### Written instruction a
Lay out the listing as a Markdown table with the columns Row and Entry, starting with the line with "annotate this image: element" and going on through the line with "station-marker — [209, 545, 216, 552]". Give a row number and the line for each, and leave out blank lines.

------ Text provided ------

Witney Seiboldby Witney Seibold

Bella Swan: “You’re white as a ghost and you’re cold as ice. What are you?”

Edward Cullen: “Go ahead. Say it.”

Bella Swan: “You’re a snowman aren’t you?”

But I kid Twilight. Indeed, unless you’re a 14-year-old girl or their 50-year-old aunt, most of the world kids Twilight. But it stands: in novel form, Twilight is easily one of the most widely read pieces of pop literature of the decade (perhaps behind only the Harry Potter books), and in film form, the four Twilight movies to date have grossed $1,073,597,609, with a fifth opening next week. No, I did not make up that number. So you know all about Twilight in one form or another, whether you love it to pieces or loathe it with a passion.

------ Material for this task ------

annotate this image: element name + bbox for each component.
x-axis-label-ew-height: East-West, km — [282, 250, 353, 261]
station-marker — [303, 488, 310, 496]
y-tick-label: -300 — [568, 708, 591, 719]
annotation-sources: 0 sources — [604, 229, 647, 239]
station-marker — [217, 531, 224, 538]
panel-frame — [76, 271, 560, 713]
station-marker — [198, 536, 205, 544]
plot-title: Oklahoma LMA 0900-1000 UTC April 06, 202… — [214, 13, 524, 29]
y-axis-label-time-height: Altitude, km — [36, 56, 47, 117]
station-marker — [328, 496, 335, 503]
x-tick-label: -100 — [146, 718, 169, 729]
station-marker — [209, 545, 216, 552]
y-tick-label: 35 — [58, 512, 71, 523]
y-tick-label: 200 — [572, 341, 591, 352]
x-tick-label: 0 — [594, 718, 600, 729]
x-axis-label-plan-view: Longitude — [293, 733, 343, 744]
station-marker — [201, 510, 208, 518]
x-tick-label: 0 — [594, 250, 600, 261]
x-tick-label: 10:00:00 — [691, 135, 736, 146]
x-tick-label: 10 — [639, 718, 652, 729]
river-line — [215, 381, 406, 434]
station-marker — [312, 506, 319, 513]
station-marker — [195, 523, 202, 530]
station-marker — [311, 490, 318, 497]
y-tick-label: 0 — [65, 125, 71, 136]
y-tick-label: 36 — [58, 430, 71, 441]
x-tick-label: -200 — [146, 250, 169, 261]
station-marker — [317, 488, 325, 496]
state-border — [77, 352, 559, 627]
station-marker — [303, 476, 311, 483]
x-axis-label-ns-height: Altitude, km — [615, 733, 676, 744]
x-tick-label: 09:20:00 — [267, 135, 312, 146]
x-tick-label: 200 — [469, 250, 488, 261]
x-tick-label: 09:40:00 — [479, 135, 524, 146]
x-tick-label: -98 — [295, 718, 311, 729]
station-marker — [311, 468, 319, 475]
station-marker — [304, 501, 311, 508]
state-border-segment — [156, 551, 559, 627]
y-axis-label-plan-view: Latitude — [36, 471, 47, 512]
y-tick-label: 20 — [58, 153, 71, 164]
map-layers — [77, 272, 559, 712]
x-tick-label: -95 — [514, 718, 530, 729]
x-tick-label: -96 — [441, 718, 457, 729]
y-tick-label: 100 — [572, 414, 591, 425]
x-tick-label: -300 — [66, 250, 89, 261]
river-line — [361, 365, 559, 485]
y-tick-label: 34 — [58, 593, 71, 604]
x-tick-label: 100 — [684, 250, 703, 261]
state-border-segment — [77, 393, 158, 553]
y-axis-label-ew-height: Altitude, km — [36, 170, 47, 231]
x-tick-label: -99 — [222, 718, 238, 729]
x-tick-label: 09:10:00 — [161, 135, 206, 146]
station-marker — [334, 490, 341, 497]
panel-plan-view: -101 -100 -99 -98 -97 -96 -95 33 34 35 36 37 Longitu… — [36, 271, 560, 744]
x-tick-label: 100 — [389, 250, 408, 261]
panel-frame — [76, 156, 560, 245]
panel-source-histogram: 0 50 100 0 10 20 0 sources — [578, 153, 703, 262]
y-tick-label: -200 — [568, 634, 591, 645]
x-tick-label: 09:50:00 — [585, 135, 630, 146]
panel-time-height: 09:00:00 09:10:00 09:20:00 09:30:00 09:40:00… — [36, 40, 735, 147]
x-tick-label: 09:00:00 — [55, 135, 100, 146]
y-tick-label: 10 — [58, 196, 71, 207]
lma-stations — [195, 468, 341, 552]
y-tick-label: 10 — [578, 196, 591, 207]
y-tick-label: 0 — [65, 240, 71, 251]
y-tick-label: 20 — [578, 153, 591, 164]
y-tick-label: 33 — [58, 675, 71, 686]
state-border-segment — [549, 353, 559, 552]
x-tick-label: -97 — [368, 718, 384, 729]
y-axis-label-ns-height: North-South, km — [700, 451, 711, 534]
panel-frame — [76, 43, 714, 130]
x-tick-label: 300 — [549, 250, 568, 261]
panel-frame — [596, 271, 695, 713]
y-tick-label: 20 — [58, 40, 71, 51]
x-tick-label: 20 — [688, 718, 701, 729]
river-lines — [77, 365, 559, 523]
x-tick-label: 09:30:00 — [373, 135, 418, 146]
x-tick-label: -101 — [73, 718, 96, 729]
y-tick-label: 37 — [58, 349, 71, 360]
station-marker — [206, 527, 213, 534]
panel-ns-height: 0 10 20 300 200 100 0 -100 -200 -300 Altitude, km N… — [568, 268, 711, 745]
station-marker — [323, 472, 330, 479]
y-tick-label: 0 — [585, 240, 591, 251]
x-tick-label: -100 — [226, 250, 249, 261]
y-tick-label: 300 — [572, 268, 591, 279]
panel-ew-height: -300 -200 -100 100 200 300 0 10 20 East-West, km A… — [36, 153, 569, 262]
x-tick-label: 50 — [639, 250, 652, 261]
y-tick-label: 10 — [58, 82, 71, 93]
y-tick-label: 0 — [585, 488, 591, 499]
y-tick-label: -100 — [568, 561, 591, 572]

------
------ Material for this task ------

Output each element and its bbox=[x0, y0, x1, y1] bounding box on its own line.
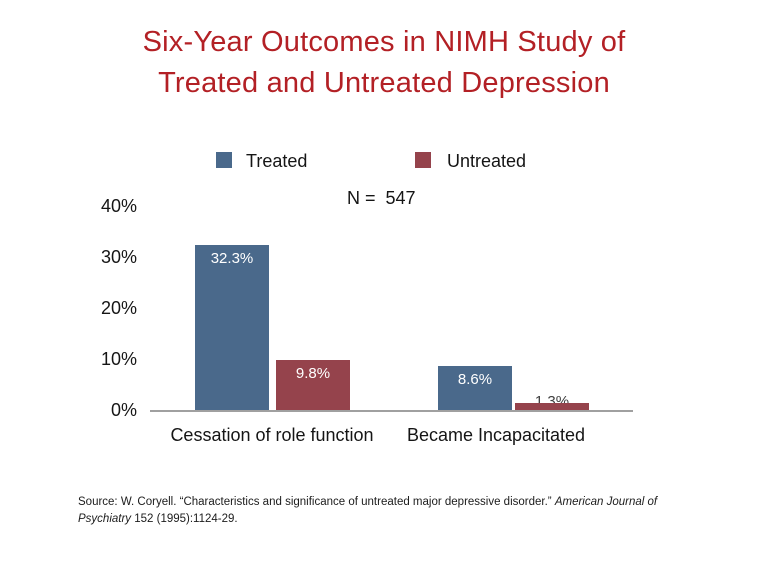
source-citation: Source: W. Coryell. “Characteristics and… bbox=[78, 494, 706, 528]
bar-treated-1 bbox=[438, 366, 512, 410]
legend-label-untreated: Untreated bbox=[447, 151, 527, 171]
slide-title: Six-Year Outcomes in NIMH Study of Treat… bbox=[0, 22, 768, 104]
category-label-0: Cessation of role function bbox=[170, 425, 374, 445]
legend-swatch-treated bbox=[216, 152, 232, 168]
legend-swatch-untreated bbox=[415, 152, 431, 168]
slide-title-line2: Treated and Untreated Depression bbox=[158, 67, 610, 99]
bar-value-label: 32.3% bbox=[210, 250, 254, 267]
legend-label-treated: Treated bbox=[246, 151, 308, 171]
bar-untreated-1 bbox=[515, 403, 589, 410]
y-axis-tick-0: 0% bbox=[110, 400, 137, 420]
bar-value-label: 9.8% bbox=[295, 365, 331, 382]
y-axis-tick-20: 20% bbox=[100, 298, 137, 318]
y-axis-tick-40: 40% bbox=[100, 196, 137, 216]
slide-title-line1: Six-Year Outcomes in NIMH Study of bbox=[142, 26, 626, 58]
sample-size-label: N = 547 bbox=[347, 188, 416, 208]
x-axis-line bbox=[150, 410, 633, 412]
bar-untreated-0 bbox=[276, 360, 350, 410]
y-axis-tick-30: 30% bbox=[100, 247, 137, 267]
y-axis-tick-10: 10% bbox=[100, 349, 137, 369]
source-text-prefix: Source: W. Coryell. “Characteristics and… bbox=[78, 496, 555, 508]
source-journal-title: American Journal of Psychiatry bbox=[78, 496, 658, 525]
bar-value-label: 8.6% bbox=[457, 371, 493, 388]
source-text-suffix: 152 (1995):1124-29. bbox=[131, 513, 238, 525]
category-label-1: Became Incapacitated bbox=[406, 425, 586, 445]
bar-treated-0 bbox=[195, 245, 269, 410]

------

### Written instruction b
Copy the part of the Twilight passage starting with "But I kid Twilight." and going on through "with a passion.", swapping "pop literature" for "popular fiction".

### Right answer a
| Row | Entry |
|---|---|
| 1 | annotate this image: element name + bbox for each component. |
| 2 | x-axis-label-ew-height: East-West, km — [282, 250, 353, 261] |
| 3 | station-marker — [303, 488, 310, 496] |
| 4 | y-tick-label: -300 — [568, 708, 591, 719] |
| 5 | annotation-sources: 0 sources — [604, 229, 647, 239] |
| 6 | station-marker — [217, 531, 224, 538] |
| 7 | panel-frame — [76, 271, 560, 713] |
| 8 | station-marker — [198, 536, 205, 544] |
| 9 | plot-title: Oklahoma LMA 0900-1000 UTC April 06, 202… — [214, 13, 524, 29] |
| 10 | y-axis-label-time-height: Altitude, km — [36, 56, 47, 117] |
| 11 | station-marker — [328, 496, 335, 503] |
| 12 | x-tick-label: -100 — [146, 718, 169, 729] |
| 13 | station-marker — [209, 545, 216, 552] |

### Right answer b
But I kid Twilight. Indeed, unless you’re a 14-year-old girl or their 50-year-old aunt, most of the world kids Twilight. But it stands: in novel form, Twilight is easily one of the most widely read pieces of popular fiction of the decade (perhaps behind only the Harry Potter books), and in film form, the four Twilight movies to date have grossed $1,073,597,609, with a fifth opening next week. No, I did not make up that number. So you know all about Twilight in one form or another, whether you love it to pieces or loathe it with a passion.